Task to complete:
All the data must come back unchanged, except that pictures are left out.

─── Recorded information

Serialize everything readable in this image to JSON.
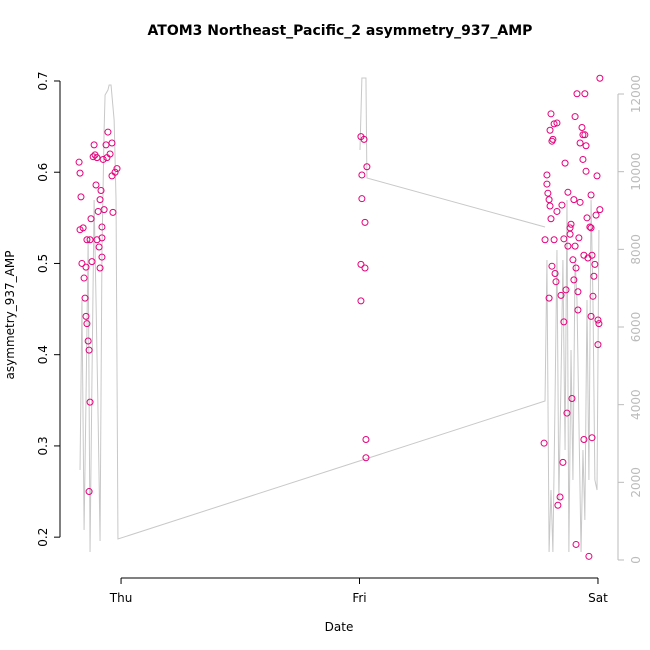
{
  "chart_data": {
    "type": "scatter",
    "title": "ATOM3 Northeast_Pacific_2 asymmetry_937_AMP",
    "xlabel": "Date",
    "ylabel": "asymmetry_937_AMP",
    "xlim": [
      -0.256,
      2.084
    ],
    "xticks": [
      {
        "value": 0,
        "label": "Thu"
      },
      {
        "value": 1,
        "label": "Fri"
      },
      {
        "value": 2,
        "label": "Sat"
      }
    ],
    "ylim": [
      0.164,
      0.723
    ],
    "yticks": [
      0.2,
      0.3,
      0.4,
      0.5,
      0.6,
      0.7
    ],
    "y2lim": [
      -258,
      12876
    ],
    "y2ticks": [
      0,
      2000,
      4000,
      6000,
      8000,
      10000,
      12000
    ],
    "series": [
      {
        "type": "scatter",
        "color": "#e4007c",
        "x": [
          -0.176,
          -0.172,
          -0.168,
          -0.172,
          -0.159,
          -0.164,
          -0.155,
          -0.151,
          -0.147,
          -0.147,
          -0.143,
          -0.138,
          -0.134,
          -0.13,
          -0.134,
          -0.143,
          -0.13,
          -0.126,
          -0.122,
          -0.117,
          -0.113,
          -0.109,
          -0.105,
          -0.101,
          -0.096,
          -0.101,
          -0.092,
          -0.088,
          -0.084,
          -0.08,
          -0.088,
          -0.08,
          -0.08,
          -0.075,
          -0.071,
          -0.063,
          -0.059,
          -0.055,
          -0.046,
          -0.038,
          -0.038,
          -0.034,
          -0.025,
          -0.017,
          1.006,
          1.019,
          1.01,
          1.031,
          1.01,
          1.023,
          1.006,
          1.023,
          1.006,
          1.027,
          1.027,
          1.774,
          1.778,
          1.786,
          1.786,
          1.79,
          1.795,
          1.795,
          1.799,
          1.799,
          1.803,
          1.803,
          1.807,
          1.811,
          1.807,
          1.816,
          1.816,
          1.82,
          1.824,
          1.828,
          1.828,
          1.832,
          1.841,
          1.845,
          1.849,
          1.853,
          1.857,
          1.857,
          1.862,
          1.866,
          1.87,
          1.874,
          1.874,
          1.883,
          1.883,
          1.887,
          1.891,
          1.895,
          1.899,
          1.899,
          1.904,
          1.904,
          1.908,
          1.908,
          1.912,
          1.916,
          1.92,
          1.916,
          1.925,
          1.925,
          1.933,
          1.937,
          1.937,
          1.941,
          1.941,
          1.945,
          1.945,
          1.95,
          1.95,
          1.954,
          1.958,
          1.962,
          1.966,
          1.971,
          1.971,
          1.971,
          1.975,
          1.975,
          1.979,
          1.983,
          1.987,
          1.992,
          1.996,
          2.0,
          2.0,
          2.004,
          2.008,
          2.008
        ],
        "values": [
          0.611,
          0.599,
          0.573,
          0.537,
          0.539,
          0.5,
          0.484,
          0.462,
          0.496,
          0.442,
          0.434,
          0.415,
          0.405,
          0.348,
          0.25,
          0.526,
          0.526,
          0.549,
          0.502,
          0.617,
          0.63,
          0.619,
          0.586,
          0.616,
          0.557,
          0.526,
          0.518,
          0.57,
          0.58,
          0.54,
          0.495,
          0.507,
          0.528,
          0.614,
          0.559,
          0.63,
          0.616,
          0.644,
          0.62,
          0.632,
          0.596,
          0.556,
          0.6,
          0.604,
          0.639,
          0.636,
          0.597,
          0.606,
          0.571,
          0.545,
          0.499,
          0.495,
          0.459,
          0.307,
          0.287,
          0.303,
          0.526,
          0.597,
          0.587,
          0.577,
          0.462,
          0.57,
          0.563,
          0.646,
          0.549,
          0.664,
          0.634,
          0.636,
          0.497,
          0.526,
          0.653,
          0.489,
          0.48,
          0.654,
          0.557,
          0.235,
          0.244,
          0.465,
          0.564,
          0.282,
          0.436,
          0.527,
          0.61,
          0.471,
          0.336,
          0.578,
          0.519,
          0.532,
          0.539,
          0.543,
          0.352,
          0.504,
          0.57,
          0.482,
          0.519,
          0.661,
          0.495,
          0.192,
          0.686,
          0.449,
          0.528,
          0.469,
          0.567,
          0.632,
          0.649,
          0.641,
          0.614,
          0.307,
          0.509,
          0.686,
          0.641,
          0.629,
          0.601,
          0.55,
          0.506,
          0.179,
          0.54,
          0.539,
          0.575,
          0.442,
          0.309,
          0.509,
          0.464,
          0.486,
          0.499,
          0.553,
          0.596,
          0.411,
          0.438,
          0.434,
          0.703,
          0.559
        ]
      },
      {
        "type": "line",
        "axis": "y2",
        "color": "#c8c8c8",
        "x": [
          -0.172,
          -0.164,
          -0.155,
          -0.147,
          -0.138,
          -0.13,
          -0.122,
          -0.113,
          -0.105,
          -0.096,
          -0.088,
          -0.08,
          -0.071,
          -0.067,
          -0.055,
          -0.05,
          -0.042,
          -0.029,
          -0.021,
          -0.013,
          1.778,
          1.786,
          1.795,
          1.803,
          1.811,
          1.82,
          1.828,
          1.836,
          1.845,
          1.853,
          1.862,
          1.87,
          1.878,
          1.887,
          1.895,
          1.904,
          1.912,
          1.92,
          1.929,
          1.937,
          1.945,
          1.954,
          1.962,
          1.971,
          1.979,
          1.987,
          1.996,
          2.004,
          null,
          1.002,
          1.01,
          1.027,
          1.031,
          1.778
        ],
        "values": [
          2318,
          6695,
          773,
          4120,
          8240,
          206,
          4635,
          9270,
          6695,
          3605,
          489,
          7983,
          11073,
          11974,
          12103,
          12231,
          12231,
          11330,
          9270,
          541,
          4094,
          7725,
          206,
          1803,
          206,
          4120,
          7983,
          1545,
          4635,
          7725,
          2833,
          9270,
          206,
          5408,
          2060,
          7725,
          6695,
          3605,
          206,
          2833,
          1030,
          6695,
          2060,
          9270,
          6695,
          2060,
          1803,
          8498,
          null,
          10558,
          12412,
          12412,
          9837,
          8575
        ]
      }
    ]
  }
}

──────

Task response:
Serialize everything readable in this image to JSON.
{
  "chart_data": {
    "type": "scatter",
    "title": "ATOM3 Northeast_Pacific_2 asymmetry_937_AMP",
    "xlabel": "Date",
    "ylabel": "asymmetry_937_AMP",
    "xlim": [
      -0.256,
      2.084
    ],
    "xticks": [
      {
        "value": 0,
        "label": "Thu"
      },
      {
        "value": 1,
        "label": "Fri"
      },
      {
        "value": 2,
        "label": "Sat"
      }
    ],
    "ylim": [
      0.164,
      0.723
    ],
    "yticks": [
      0.2,
      0.3,
      0.4,
      0.5,
      0.6,
      0.7
    ],
    "y2lim": [
      -258,
      12876
    ],
    "y2ticks": [
      0,
      2000,
      4000,
      6000,
      8000,
      10000,
      12000
    ],
    "series": [
      {
        "type": "scatter",
        "color": "#e4007c",
        "x": [
          -0.176,
          -0.172,
          -0.168,
          -0.172,
          -0.159,
          -0.164,
          -0.155,
          -0.151,
          -0.147,
          -0.147,
          -0.143,
          -0.138,
          -0.134,
          -0.13,
          -0.134,
          -0.143,
          -0.13,
          -0.126,
          -0.122,
          -0.117,
          -0.113,
          -0.109,
          -0.105,
          -0.101,
          -0.096,
          -0.101,
          -0.092,
          -0.088,
          -0.084,
          -0.08,
          -0.088,
          -0.08,
          -0.08,
          -0.075,
          -0.071,
          -0.063,
          -0.059,
          -0.055,
          -0.046,
          -0.038,
          -0.038,
          -0.034,
          -0.025,
          -0.017,
          1.006,
          1.019,
          1.01,
          1.031,
          1.01,
          1.023,
          1.006,
          1.023,
          1.006,
          1.027,
          1.027,
          1.774,
          1.778,
          1.786,
          1.786,
          1.79,
          1.795,
          1.795,
          1.799,
          1.799,
          1.803,
          1.803,
          1.807,
          1.811,
          1.807,
          1.816,
          1.816,
          1.82,
          1.824,
          1.828,
          1.828,
          1.832,
          1.841,
          1.845,
          1.849,
          1.853,
          1.857,
          1.857,
          1.862,
          1.866,
          1.87,
          1.874,
          1.874,
          1.883,
          1.883,
          1.887,
          1.891,
          1.895,
          1.899,
          1.899,
          1.904,
          1.904,
          1.908,
          1.908,
          1.912,
          1.916,
          1.92,
          1.916,
          1.925,
          1.925,
          1.933,
          1.937,
          1.937,
          1.941,
          1.941,
          1.945,
          1.945,
          1.95,
          1.95,
          1.954,
          1.958,
          1.962,
          1.966,
          1.971,
          1.971,
          1.971,
          1.975,
          1.975,
          1.979,
          1.983,
          1.987,
          1.992,
          1.996,
          2.0,
          2.0,
          2.004,
          2.008,
          2.008
        ],
        "values": [
          0.611,
          0.599,
          0.573,
          0.537,
          0.539,
          0.5,
          0.484,
          0.462,
          0.496,
          0.442,
          0.434,
          0.415,
          0.405,
          0.348,
          0.25,
          0.526,
          0.526,
          0.549,
          0.502,
          0.617,
          0.63,
          0.619,
          0.586,
          0.616,
          0.557,
          0.526,
          0.518,
          0.57,
          0.58,
          0.54,
          0.495,
          0.507,
          0.528,
          0.614,
          0.559,
          0.63,
          0.616,
          0.644,
          0.62,
          0.632,
          0.596,
          0.556,
          0.6,
          0.604,
          0.639,
          0.636,
          0.597,
          0.606,
          0.571,
          0.545,
          0.499,
          0.495,
          0.459,
          0.307,
          0.287,
          0.303,
          0.526,
          0.597,
          0.587,
          0.577,
          0.462,
          0.57,
          0.563,
          0.646,
          0.549,
          0.664,
          0.634,
          0.636,
          0.497,
          0.526,
          0.653,
          0.489,
          0.48,
          0.654,
          0.557,
          0.235,
          0.244,
          0.465,
          0.564,
          0.282,
          0.436,
          0.527,
          0.61,
          0.471,
          0.336,
          0.578,
          0.519,
          0.532,
          0.539,
          0.543,
          0.352,
          0.504,
          0.57,
          0.482,
          0.519,
          0.661,
          0.495,
          0.192,
          0.686,
          0.449,
          0.528,
          0.469,
          0.567,
          0.632,
          0.649,
          0.641,
          0.614,
          0.307,
          0.509,
          0.686,
          0.641,
          0.629,
          0.601,
          0.55,
          0.506,
          0.179,
          0.54,
          0.539,
          0.575,
          0.442,
          0.309,
          0.509,
          0.464,
          0.486,
          0.499,
          0.553,
          0.596,
          0.411,
          0.438,
          0.434,
          0.703,
          0.559
        ]
      },
      {
        "type": "line",
        "axis": "y2",
        "color": "#c8c8c8",
        "x": [
          -0.172,
          -0.164,
          -0.155,
          -0.147,
          -0.138,
          -0.13,
          -0.122,
          -0.113,
          -0.105,
          -0.096,
          -0.088,
          -0.08,
          -0.071,
          -0.067,
          -0.055,
          -0.05,
          -0.042,
          -0.029,
          -0.021,
          -0.013,
          1.778,
          1.786,
          1.795,
          1.803,
          1.811,
          1.82,
          1.828,
          1.836,
          1.845,
          1.853,
          1.862,
          1.87,
          1.878,
          1.887,
          1.895,
          1.904,
          1.912,
          1.92,
          1.929,
          1.937,
          1.945,
          1.954,
          1.962,
          1.971,
          1.979,
          1.987,
          1.996,
          2.004,
          null,
          1.002,
          1.01,
          1.027,
          1.031,
          1.778
        ],
        "values": [
          2318,
          6695,
          773,
          4120,
          8240,
          206,
          4635,
          9270,
          6695,
          3605,
          489,
          7983,
          11073,
          11974,
          12103,
          12231,
          12231,
          11330,
          9270,
          541,
          4094,
          7725,
          206,
          1803,
          206,
          4120,
          7983,
          1545,
          4635,
          7725,
          2833,
          9270,
          206,
          5408,
          2060,
          7725,
          6695,
          3605,
          206,
          2833,
          1030,
          6695,
          2060,
          9270,
          6695,
          2060,
          1803,
          8498,
          null,
          10558,
          12412,
          12412,
          9837,
          8575
        ]
      }
    ]
  }
}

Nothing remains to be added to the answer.